What you should do
Check each line for the word "icon" and report how many have it. Give nothing else.

Items
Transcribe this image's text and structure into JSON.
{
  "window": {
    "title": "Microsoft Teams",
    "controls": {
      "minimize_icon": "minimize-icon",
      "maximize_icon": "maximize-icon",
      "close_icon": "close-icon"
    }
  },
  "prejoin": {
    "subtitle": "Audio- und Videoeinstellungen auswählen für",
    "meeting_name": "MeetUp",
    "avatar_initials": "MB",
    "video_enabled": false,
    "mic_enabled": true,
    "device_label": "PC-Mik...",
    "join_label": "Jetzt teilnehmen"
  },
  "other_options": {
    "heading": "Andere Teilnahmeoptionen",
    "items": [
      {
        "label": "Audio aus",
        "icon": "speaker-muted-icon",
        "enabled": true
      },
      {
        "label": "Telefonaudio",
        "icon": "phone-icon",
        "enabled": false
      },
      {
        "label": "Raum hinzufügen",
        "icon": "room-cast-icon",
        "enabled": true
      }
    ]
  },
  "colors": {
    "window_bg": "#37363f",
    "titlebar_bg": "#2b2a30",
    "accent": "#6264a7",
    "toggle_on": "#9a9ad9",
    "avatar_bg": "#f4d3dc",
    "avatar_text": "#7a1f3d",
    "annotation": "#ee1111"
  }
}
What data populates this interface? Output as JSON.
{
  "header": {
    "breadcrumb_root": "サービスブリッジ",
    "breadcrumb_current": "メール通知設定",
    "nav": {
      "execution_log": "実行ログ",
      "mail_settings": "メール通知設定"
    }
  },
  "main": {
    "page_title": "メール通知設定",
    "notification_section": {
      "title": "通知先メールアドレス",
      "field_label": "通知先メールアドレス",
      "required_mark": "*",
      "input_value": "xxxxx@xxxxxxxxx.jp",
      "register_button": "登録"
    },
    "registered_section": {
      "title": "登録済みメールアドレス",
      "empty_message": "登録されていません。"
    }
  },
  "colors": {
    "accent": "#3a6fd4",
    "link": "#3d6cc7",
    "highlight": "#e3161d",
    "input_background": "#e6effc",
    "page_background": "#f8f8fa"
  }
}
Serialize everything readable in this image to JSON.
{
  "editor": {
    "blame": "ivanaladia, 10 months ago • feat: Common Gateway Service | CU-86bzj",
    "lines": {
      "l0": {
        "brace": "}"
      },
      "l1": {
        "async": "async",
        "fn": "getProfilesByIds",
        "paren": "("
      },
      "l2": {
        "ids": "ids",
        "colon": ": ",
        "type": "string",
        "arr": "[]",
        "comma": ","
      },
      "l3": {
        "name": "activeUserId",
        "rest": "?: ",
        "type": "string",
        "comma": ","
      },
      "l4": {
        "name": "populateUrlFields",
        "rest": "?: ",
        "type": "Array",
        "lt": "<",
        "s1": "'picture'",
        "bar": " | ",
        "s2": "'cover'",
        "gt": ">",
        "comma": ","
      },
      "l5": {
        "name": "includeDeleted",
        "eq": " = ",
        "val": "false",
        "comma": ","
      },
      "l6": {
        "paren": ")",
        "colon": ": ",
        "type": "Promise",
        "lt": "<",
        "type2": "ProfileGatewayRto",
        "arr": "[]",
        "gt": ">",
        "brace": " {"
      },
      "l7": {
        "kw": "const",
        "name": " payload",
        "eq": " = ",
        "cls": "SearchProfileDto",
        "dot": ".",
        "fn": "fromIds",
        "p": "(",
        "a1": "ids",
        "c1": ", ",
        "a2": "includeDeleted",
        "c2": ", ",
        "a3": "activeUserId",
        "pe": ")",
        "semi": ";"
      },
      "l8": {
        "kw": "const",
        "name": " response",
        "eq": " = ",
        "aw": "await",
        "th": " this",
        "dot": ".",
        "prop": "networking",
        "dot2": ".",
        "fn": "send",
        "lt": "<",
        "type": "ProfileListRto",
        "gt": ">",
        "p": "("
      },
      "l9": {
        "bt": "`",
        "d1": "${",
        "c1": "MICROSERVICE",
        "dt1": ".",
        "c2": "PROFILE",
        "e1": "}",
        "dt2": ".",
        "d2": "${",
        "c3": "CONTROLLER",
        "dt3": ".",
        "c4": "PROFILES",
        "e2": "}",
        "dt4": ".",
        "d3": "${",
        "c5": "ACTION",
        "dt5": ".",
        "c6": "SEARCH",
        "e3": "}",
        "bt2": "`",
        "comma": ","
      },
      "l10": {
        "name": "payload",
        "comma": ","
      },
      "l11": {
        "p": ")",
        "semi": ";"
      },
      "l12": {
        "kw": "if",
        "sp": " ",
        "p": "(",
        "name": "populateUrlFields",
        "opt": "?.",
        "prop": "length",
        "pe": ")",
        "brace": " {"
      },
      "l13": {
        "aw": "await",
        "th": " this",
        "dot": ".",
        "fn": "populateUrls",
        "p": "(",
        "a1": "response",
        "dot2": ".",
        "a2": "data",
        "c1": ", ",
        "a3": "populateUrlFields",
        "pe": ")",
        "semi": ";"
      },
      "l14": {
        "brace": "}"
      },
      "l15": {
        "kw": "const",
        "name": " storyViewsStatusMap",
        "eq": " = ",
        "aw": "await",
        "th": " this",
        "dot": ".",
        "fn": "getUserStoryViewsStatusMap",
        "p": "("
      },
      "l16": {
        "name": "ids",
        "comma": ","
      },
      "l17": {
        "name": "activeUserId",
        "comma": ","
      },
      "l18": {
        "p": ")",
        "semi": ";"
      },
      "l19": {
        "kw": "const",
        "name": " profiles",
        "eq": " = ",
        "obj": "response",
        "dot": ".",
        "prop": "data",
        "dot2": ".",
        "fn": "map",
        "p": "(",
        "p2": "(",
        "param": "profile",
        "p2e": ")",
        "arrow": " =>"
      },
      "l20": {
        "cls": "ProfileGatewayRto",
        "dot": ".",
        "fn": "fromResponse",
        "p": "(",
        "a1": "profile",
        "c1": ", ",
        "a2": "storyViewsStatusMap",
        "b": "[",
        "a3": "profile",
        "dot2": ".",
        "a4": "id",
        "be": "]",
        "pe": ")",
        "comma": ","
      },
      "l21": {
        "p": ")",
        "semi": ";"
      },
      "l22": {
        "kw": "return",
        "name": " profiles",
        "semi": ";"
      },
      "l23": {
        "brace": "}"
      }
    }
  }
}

Exercise output
6